*DATA EXCERPTS*.
============================================================
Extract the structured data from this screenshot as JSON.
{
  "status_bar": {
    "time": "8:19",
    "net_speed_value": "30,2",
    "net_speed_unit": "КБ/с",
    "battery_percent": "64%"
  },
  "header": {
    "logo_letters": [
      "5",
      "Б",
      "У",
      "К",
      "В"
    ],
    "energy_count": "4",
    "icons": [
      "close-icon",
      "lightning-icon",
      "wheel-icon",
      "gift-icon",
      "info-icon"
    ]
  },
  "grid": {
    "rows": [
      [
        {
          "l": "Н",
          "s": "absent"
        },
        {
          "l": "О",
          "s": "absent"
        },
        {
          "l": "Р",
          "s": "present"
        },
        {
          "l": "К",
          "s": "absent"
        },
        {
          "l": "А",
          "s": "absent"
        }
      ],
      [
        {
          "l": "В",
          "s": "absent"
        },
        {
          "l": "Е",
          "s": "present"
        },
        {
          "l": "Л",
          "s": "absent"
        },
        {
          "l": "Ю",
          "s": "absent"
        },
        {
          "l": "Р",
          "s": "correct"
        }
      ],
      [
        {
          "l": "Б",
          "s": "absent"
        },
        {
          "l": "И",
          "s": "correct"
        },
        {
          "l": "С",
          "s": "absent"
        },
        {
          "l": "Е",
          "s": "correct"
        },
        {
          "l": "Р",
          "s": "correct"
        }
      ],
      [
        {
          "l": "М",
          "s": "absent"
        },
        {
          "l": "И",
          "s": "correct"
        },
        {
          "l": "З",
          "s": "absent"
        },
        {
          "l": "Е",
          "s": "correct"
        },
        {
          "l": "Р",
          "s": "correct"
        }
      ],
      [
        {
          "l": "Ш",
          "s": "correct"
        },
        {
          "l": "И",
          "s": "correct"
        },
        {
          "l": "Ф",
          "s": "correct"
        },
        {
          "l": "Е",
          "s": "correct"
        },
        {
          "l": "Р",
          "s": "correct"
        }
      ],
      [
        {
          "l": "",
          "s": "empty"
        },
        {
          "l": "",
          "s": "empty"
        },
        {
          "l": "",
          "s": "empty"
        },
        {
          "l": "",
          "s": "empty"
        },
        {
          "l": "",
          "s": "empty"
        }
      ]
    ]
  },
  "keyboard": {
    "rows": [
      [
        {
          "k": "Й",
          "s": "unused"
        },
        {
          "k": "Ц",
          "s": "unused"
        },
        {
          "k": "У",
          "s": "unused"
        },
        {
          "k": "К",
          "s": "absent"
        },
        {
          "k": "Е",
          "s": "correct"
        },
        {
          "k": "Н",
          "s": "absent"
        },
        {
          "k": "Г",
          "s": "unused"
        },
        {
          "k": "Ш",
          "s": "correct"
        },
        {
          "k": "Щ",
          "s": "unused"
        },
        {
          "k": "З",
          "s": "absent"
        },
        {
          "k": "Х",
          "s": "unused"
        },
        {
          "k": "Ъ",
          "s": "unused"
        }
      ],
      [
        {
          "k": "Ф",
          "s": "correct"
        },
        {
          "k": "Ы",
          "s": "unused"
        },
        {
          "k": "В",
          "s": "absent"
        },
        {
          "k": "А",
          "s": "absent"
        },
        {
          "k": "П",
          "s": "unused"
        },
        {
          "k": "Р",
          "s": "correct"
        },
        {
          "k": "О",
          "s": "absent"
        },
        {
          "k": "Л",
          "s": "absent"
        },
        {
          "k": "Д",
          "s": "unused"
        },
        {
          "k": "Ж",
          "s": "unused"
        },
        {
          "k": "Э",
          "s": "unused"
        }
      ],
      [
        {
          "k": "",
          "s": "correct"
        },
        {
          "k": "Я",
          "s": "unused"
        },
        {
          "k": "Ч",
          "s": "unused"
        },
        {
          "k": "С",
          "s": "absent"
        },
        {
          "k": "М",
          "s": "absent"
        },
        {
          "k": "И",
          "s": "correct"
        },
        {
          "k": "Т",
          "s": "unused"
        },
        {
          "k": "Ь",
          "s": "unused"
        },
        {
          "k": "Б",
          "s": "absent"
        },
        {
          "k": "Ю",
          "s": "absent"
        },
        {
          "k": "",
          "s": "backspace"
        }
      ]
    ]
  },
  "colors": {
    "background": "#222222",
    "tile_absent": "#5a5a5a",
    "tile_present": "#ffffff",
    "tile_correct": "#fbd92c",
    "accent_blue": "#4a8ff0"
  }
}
============================================================
*WHAT THIS TASK INVOLVES*. Output the full listing without altering anything.

*EXERCISE OUTPUT*.
Extract the structured data from this screenshot as JSON.
{
  "status_bar": {
    "time": "8:19",
    "net_speed_value": "30,2",
    "net_speed_unit": "КБ/с",
    "battery_percent": "64%"
  },
  "header": {
    "logo_letters": [
      "5",
      "Б",
      "У",
      "К",
      "В"
    ],
    "energy_count": "4",
    "icons": [
      "close-icon",
      "lightning-icon",
      "wheel-icon",
      "gift-icon",
      "info-icon"
    ]
  },
  "grid": {
    "rows": [
      [
        {
          "l": "Н",
          "s": "absent"
        },
        {
          "l": "О",
          "s": "absent"
        },
        {
          "l": "Р",
          "s": "present"
        },
        {
          "l": "К",
          "s": "absent"
        },
        {
          "l": "А",
          "s": "absent"
        }
      ],
      [
        {
          "l": "В",
          "s": "absent"
        },
        {
          "l": "Е",
          "s": "present"
        },
        {
          "l": "Л",
          "s": "absent"
        },
        {
          "l": "Ю",
          "s": "absent"
        },
        {
          "l": "Р",
          "s": "correct"
        }
      ],
      [
        {
          "l": "Б",
          "s": "absent"
        },
        {
          "l": "И",
          "s": "correct"
        },
        {
          "l": "С",
          "s": "absent"
        },
        {
          "l": "Е",
          "s": "correct"
        },
        {
          "l": "Р",
          "s": "correct"
        }
      ],
      [
        {
          "l": "М",
          "s": "absent"
        },
        {
          "l": "И",
          "s": "correct"
        },
        {
          "l": "З",
          "s": "absent"
        },
        {
          "l": "Е",
          "s": "correct"
        },
        {
          "l": "Р",
          "s": "correct"
        }
      ],
      [
        {
          "l": "Ш",
          "s": "correct"
        },
        {
          "l": "И",
          "s": "correct"
        },
        {
          "l": "Ф",
          "s": "correct"
        },
        {
          "l": "Е",
          "s": "correct"
        },
        {
          "l": "Р",
          "s": "correct"
        }
      ],
      [
        {
          "l": "",
          "s": "empty"
        },
        {
          "l": "",
          "s": "empty"
        },
        {
          "l": "",
          "s": "empty"
        },
        {
          "l": "",
          "s": "empty"
        },
        {
          "l": "",
          "s": "empty"
        }
      ]
    ]
  },
  "keyboard": {
    "rows": [
      [
        {
          "k": "Й",
          "s": "unused"
        },
        {
          "k": "Ц",
          "s": "unused"
        },
        {
          "k": "У",
          "s": "unused"
        },
        {
          "k": "К",
          "s": "absent"
        },
        {
          "k": "Е",
          "s": "correct"
        },
        {
          "k": "Н",
          "s": "absent"
        },
        {
          "k": "Г",
          "s": "unused"
        },
        {
          "k": "Ш",
          "s": "correct"
        },
        {
          "k": "Щ",
          "s": "unused"
        },
        {
          "k": "З",
          "s": "absent"
        },
        {
          "k": "Х",
          "s": "unused"
        },
        {
          "k": "Ъ",
          "s": "unused"
        }
      ],
      [
        {
          "k": "Ф",
          "s": "correct"
        },
        {
          "k": "Ы",
          "s": "unused"
        },
        {
          "k": "В",
          "s": "absent"
        },
        {
          "k": "А",
          "s": "absent"
        },
        {
          "k": "П",
          "s": "unused"
        },
        {
          "k": "Р",
          "s": "correct"
        },
        {
          "k": "О",
          "s": "absent"
        },
        {
          "k": "Л",
          "s": "absent"
        },
        {
          "k": "Д",
          "s": "unused"
        },
        {
          "k": "Ж",
          "s": "unused"
        },
        {
          "k": "Э",
          "s": "unused"
        }
      ],
      [
        {
          "k": "",
          "s": "correct"
        },
        {
          "k": "Я",
          "s": "unused"
        },
        {
          "k": "Ч",
          "s": "unused"
        },
        {
          "k": "С",
          "s": "absent"
        },
        {
          "k": "М",
          "s": "absent"
        },
        {
          "k": "И",
          "s": "correct"
        },
        {
          "k": "Т",
          "s": "unused"
        },
        {
          "k": "Ь",
          "s": "unused"
        },
        {
          "k": "Б",
          "s": "absent"
        },
        {
          "k": "Ю",
          "s": "absent"
        },
        {
          "k": "",
          "s": "backspace"
        }
      ]
    ]
  },
  "colors": {
    "background": "#222222",
    "tile_absent": "#5a5a5a",
    "tile_present": "#ffffff",
    "tile_correct": "#fbd92c",
    "accent_blue": "#4a8ff0"
  }
}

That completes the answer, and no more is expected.